> [Exercise details]: Write out the entries again exactly as they are given.

> [Dataset excerpts]:
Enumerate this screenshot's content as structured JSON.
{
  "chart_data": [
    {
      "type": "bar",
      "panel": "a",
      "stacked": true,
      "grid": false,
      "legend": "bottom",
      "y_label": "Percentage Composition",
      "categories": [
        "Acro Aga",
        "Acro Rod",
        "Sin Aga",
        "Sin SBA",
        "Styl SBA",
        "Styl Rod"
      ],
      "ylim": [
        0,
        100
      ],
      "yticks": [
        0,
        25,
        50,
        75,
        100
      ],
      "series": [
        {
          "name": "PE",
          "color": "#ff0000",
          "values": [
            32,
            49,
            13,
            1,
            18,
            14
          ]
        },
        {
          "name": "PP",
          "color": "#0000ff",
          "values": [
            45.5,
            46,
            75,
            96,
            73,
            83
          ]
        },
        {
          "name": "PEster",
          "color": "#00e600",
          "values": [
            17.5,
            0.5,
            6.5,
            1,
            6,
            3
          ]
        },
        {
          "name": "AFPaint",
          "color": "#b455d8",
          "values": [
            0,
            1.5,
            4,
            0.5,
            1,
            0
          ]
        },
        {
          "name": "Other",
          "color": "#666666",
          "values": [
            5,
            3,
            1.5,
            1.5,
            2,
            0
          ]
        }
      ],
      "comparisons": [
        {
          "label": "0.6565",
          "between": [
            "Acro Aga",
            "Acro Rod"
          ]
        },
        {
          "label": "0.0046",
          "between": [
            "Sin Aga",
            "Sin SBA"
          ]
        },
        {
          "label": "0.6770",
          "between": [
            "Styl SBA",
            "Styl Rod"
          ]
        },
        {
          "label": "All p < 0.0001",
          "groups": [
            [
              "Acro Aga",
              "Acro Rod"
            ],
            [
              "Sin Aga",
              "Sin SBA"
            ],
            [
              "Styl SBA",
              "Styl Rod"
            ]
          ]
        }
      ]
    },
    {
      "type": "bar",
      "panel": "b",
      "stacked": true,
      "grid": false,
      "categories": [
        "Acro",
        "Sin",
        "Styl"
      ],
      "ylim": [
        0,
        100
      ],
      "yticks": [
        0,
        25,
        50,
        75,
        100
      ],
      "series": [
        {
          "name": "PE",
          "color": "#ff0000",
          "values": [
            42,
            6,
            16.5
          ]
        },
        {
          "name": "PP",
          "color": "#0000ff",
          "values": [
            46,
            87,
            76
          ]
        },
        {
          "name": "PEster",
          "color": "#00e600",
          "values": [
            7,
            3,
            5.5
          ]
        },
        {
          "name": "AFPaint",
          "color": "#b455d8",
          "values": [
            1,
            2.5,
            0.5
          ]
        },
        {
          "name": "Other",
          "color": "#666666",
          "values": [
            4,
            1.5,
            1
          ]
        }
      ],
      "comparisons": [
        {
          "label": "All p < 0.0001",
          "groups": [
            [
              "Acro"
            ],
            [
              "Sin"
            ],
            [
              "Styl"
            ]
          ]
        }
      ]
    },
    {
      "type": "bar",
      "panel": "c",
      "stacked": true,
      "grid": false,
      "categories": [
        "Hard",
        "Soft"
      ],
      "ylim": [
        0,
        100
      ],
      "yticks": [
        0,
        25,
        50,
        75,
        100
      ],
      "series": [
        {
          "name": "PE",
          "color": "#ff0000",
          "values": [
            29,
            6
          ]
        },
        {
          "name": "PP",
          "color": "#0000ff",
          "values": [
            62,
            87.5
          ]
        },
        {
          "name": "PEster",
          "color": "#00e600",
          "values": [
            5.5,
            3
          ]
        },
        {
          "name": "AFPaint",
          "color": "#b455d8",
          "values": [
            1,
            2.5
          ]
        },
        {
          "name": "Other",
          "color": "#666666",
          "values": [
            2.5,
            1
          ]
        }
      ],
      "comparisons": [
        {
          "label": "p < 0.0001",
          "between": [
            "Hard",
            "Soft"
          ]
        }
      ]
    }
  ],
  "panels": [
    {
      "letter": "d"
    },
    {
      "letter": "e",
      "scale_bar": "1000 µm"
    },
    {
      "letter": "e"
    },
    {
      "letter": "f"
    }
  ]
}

> [Exercise response]:
Enumerate this screenshot's content as structured JSON.
{
  "chart_data": [
    {
      "type": "bar",
      "panel": "a",
      "stacked": true,
      "grid": false,
      "legend": "bottom",
      "y_label": "Percentage Composition",
      "categories": [
        "Acro Aga",
        "Acro Rod",
        "Sin Aga",
        "Sin SBA",
        "Styl SBA",
        "Styl Rod"
      ],
      "ylim": [
        0,
        100
      ],
      "yticks": [
        0,
        25,
        50,
        75,
        100
      ],
      "series": [
        {
          "name": "PE",
          "color": "#ff0000",
          "values": [
            32,
            49,
            13,
            1,
            18,
            14
          ]
        },
        {
          "name": "PP",
          "color": "#0000ff",
          "values": [
            45.5,
            46,
            75,
            96,
            73,
            83
          ]
        },
        {
          "name": "PEster",
          "color": "#00e600",
          "values": [
            17.5,
            0.5,
            6.5,
            1,
            6,
            3
          ]
        },
        {
          "name": "AFPaint",
          "color": "#b455d8",
          "values": [
            0,
            1.5,
            4,
            0.5,
            1,
            0
          ]
        },
        {
          "name": "Other",
          "color": "#666666",
          "values": [
            5,
            3,
            1.5,
            1.5,
            2,
            0
          ]
        }
      ],
      "comparisons": [
        {
          "label": "0.6565",
          "between": [
            "Acro Aga",
            "Acro Rod"
          ]
        },
        {
          "label": "0.0046",
          "between": [
            "Sin Aga",
            "Sin SBA"
          ]
        },
        {
          "label": "0.6770",
          "between": [
            "Styl SBA",
            "Styl Rod"
          ]
        },
        {
          "label": "All p < 0.0001",
          "groups": [
            [
              "Acro Aga",
              "Acro Rod"
            ],
            [
              "Sin Aga",
              "Sin SBA"
            ],
            [
              "Styl SBA",
              "Styl Rod"
            ]
          ]
        }
      ]
    },
    {
      "type": "bar",
      "panel": "b",
      "stacked": true,
      "grid": false,
      "categories": [
        "Acro",
        "Sin",
        "Styl"
      ],
      "ylim": [
        0,
        100
      ],
      "yticks": [
        0,
        25,
        50,
        75,
        100
      ],
      "series": [
        {
          "name": "PE",
          "color": "#ff0000",
          "values": [
            42,
            6,
            16.5
          ]
        },
        {
          "name": "PP",
          "color": "#0000ff",
          "values": [
            46,
            87,
            76
          ]
        },
        {
          "name": "PEster",
          "color": "#00e600",
          "values": [
            7,
            3,
            5.5
          ]
        },
        {
          "name": "AFPaint",
          "color": "#b455d8",
          "values": [
            1,
            2.5,
            0.5
          ]
        },
        {
          "name": "Other",
          "color": "#666666",
          "values": [
            4,
            1.5,
            1
          ]
        }
      ],
      "comparisons": [
        {
          "label": "All p < 0.0001",
          "groups": [
            [
              "Acro"
            ],
            [
              "Sin"
            ],
            [
              "Styl"
            ]
          ]
        }
      ]
    },
    {
      "type": "bar",
      "panel": "c",
      "stacked": true,
      "grid": false,
      "categories": [
        "Hard",
        "Soft"
      ],
      "ylim": [
        0,
        100
      ],
      "yticks": [
        0,
        25,
        50,
        75,
        100
      ],
      "series": [
        {
          "name": "PE",
          "color": "#ff0000",
          "values": [
            29,
            6
          ]
        },
        {
          "name": "PP",
          "color": "#0000ff",
          "values": [
            62,
            87.5
          ]
        },
        {
          "name": "PEster",
          "color": "#00e600",
          "values": [
            5.5,
            3
          ]
        },
        {
          "name": "AFPaint",
          "color": "#b455d8",
          "values": [
            1,
            2.5
          ]
        },
        {
          "name": "Other",
          "color": "#666666",
          "values": [
            2.5,
            1
          ]
        }
      ],
      "comparisons": [
        {
          "label": "p < 0.0001",
          "between": [
            "Hard",
            "Soft"
          ]
        }
      ]
    }
  ],
  "panels": [
    {
      "letter": "d"
    },
    {
      "letter": "e",
      "scale_bar": "1000 µm"
    },
    {
      "letter": "e"
    },
    {
      "letter": "f"
    }
  ]
}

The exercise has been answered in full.